-- Begin --

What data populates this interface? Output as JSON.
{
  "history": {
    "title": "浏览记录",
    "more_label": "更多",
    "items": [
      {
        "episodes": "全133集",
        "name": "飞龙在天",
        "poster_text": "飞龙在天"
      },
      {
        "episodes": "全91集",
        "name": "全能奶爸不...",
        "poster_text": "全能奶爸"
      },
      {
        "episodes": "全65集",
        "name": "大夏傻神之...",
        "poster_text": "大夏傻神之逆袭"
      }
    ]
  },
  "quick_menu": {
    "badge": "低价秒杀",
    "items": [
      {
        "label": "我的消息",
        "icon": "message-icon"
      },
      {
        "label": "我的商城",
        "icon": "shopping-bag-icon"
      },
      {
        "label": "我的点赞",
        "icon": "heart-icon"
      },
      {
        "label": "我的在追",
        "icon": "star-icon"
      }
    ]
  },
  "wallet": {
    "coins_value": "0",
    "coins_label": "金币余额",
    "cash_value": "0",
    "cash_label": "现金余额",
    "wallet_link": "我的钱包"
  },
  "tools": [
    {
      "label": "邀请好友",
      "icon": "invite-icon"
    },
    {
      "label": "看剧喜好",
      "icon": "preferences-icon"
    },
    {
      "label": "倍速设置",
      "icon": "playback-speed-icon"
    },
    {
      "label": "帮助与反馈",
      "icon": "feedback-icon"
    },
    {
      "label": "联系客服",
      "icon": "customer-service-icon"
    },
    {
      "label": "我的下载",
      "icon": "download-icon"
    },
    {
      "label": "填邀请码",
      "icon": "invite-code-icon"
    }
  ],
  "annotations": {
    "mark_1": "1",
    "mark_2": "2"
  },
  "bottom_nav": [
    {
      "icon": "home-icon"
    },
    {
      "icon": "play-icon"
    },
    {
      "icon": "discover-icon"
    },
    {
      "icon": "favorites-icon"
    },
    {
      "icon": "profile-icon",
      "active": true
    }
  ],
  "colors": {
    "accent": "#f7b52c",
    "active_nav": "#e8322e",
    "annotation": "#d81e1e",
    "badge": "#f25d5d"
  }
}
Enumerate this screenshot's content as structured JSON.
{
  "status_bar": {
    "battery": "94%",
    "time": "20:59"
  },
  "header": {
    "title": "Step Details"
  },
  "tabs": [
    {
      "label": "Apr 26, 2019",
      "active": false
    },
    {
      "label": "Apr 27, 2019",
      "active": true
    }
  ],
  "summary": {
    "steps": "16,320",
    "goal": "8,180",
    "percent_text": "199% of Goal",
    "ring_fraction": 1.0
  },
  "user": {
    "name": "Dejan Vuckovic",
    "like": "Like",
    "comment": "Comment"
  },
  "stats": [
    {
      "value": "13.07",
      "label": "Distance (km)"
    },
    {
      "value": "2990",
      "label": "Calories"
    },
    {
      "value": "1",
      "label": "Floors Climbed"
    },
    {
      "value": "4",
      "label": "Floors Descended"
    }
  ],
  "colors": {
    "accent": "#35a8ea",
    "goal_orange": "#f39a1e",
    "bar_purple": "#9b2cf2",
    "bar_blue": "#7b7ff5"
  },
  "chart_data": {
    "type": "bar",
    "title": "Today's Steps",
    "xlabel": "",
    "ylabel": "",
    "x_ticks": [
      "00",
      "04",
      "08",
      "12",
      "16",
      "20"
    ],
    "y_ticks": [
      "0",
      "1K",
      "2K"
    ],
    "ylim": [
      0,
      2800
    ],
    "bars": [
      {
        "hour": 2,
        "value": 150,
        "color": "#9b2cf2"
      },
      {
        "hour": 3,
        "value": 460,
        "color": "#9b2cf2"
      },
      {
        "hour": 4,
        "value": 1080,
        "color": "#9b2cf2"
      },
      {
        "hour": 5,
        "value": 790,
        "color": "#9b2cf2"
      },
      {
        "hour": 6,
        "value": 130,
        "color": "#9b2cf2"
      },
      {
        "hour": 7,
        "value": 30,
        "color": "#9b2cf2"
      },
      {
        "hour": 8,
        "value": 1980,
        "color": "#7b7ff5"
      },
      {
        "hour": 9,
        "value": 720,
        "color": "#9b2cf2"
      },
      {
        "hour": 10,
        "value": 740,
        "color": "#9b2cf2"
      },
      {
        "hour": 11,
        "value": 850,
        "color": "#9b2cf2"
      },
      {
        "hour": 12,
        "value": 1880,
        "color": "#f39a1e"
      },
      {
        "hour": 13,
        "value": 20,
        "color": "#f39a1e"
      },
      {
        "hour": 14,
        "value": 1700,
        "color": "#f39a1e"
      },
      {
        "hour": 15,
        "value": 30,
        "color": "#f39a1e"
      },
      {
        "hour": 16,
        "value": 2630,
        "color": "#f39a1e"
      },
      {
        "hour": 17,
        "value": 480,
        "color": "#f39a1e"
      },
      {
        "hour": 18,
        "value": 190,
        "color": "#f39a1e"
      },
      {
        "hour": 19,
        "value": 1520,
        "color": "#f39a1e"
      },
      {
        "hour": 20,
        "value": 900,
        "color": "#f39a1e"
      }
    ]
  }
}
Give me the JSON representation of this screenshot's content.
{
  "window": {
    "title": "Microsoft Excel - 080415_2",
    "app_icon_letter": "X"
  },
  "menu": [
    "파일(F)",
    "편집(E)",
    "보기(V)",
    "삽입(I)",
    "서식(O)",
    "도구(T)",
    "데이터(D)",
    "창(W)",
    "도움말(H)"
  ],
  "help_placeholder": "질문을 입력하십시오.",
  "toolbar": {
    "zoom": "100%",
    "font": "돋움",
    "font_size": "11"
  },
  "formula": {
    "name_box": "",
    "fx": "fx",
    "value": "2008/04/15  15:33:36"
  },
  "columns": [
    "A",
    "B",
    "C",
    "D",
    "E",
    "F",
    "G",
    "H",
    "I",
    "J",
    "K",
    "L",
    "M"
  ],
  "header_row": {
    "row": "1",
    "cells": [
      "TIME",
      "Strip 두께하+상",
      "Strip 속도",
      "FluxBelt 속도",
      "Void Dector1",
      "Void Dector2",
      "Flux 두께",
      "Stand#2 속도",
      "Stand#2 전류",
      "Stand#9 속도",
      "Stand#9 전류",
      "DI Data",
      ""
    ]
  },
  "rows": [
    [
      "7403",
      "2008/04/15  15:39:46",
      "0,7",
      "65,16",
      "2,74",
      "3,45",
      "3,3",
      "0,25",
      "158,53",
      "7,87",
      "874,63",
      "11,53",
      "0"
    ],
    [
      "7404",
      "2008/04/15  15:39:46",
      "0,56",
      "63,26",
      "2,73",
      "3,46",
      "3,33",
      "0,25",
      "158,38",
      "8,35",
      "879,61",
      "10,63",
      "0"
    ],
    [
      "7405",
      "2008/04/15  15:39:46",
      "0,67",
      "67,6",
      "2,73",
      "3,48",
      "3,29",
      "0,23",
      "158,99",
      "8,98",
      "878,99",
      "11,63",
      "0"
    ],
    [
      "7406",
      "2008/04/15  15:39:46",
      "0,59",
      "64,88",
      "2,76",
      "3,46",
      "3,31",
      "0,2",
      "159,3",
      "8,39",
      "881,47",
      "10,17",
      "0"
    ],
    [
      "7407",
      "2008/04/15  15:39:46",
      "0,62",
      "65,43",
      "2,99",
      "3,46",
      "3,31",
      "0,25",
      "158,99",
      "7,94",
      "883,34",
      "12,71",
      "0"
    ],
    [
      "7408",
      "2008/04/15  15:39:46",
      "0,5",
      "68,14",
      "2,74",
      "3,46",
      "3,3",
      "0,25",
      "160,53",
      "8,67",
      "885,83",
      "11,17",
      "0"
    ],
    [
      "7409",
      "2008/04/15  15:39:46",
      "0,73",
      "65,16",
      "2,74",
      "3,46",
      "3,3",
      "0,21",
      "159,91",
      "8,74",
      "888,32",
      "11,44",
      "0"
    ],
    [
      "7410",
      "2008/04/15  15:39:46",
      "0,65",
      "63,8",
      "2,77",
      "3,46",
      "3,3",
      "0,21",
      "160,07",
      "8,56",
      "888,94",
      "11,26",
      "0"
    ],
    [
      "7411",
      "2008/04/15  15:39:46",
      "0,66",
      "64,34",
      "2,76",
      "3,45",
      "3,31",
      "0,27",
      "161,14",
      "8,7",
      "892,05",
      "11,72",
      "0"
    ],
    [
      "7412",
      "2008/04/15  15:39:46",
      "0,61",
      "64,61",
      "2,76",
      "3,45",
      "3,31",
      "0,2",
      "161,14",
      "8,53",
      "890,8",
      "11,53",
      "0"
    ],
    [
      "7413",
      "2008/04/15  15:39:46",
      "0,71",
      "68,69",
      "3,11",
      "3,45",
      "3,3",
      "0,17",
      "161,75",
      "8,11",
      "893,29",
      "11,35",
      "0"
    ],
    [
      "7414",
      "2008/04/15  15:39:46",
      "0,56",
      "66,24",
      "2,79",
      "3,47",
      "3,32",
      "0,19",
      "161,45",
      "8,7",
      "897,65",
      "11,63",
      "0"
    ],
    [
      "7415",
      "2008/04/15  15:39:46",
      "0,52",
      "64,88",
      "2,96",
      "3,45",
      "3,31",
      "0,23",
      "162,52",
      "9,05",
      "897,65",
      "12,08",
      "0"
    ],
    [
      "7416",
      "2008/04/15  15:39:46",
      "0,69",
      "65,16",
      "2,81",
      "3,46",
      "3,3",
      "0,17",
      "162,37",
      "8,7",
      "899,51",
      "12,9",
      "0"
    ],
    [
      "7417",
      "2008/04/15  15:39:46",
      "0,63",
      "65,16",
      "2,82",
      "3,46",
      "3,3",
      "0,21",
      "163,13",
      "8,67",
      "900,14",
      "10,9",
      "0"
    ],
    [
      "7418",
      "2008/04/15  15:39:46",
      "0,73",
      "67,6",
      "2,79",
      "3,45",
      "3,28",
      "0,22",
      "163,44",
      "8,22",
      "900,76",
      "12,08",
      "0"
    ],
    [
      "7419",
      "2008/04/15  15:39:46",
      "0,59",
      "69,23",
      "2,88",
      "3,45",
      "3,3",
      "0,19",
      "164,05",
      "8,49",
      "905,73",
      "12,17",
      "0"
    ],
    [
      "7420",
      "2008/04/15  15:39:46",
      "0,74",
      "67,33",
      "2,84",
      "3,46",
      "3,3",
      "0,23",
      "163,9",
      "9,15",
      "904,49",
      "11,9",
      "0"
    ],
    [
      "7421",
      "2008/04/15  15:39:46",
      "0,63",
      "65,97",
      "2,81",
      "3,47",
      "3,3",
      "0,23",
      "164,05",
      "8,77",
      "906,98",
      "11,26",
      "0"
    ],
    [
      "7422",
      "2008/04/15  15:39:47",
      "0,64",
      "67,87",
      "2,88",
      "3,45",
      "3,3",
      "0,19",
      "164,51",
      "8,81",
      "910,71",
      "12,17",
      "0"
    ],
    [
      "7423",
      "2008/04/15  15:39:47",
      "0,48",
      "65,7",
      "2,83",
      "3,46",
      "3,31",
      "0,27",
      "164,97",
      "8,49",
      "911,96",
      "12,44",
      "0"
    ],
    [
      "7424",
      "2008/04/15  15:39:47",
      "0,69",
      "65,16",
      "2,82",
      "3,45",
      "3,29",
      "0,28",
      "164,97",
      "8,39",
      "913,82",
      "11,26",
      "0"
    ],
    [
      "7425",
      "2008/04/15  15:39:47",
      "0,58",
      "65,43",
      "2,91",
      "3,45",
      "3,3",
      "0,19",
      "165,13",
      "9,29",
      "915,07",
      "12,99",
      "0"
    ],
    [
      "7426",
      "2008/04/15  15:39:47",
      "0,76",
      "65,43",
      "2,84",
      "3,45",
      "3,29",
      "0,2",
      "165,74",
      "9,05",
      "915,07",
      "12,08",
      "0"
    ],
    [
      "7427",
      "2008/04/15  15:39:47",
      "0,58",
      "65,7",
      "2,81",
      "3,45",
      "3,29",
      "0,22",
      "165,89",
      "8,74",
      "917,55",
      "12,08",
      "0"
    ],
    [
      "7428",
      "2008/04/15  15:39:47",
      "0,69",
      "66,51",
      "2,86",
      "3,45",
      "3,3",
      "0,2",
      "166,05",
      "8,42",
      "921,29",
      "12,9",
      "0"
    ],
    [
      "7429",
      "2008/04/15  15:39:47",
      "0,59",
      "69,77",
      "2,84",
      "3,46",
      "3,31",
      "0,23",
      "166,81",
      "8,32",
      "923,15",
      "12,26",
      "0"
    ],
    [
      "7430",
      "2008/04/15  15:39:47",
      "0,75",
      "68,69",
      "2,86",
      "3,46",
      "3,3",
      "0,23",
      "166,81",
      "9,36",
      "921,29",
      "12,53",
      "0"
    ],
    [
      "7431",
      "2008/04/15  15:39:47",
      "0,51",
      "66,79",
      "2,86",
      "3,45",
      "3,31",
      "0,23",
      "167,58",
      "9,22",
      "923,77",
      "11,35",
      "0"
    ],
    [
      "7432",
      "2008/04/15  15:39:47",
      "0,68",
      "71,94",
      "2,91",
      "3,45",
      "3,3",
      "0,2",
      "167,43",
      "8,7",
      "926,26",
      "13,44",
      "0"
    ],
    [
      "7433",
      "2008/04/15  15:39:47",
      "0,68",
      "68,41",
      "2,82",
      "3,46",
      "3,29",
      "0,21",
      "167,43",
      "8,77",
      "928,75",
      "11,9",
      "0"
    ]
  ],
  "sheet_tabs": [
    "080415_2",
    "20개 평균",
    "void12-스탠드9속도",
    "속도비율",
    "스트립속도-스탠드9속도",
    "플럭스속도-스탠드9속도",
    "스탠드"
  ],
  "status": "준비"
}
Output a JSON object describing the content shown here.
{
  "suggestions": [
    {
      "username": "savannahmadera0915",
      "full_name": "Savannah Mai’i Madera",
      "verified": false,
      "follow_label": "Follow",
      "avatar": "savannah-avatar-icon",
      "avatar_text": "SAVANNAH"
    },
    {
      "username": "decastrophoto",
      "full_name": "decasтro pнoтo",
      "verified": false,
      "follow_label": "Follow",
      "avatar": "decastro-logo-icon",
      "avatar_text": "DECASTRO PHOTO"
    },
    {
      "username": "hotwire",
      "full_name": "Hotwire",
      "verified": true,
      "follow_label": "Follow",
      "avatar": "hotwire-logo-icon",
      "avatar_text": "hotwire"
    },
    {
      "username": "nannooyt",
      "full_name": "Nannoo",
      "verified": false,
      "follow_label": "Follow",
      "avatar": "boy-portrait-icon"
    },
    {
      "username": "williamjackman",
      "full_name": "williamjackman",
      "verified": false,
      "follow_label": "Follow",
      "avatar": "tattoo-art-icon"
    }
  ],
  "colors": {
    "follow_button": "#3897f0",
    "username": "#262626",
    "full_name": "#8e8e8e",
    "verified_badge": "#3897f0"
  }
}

-- End --

> GIVEN TASK
State how many lines of the records above contain "episodes", with no words besides the number.

> EXERCISE RESULT
3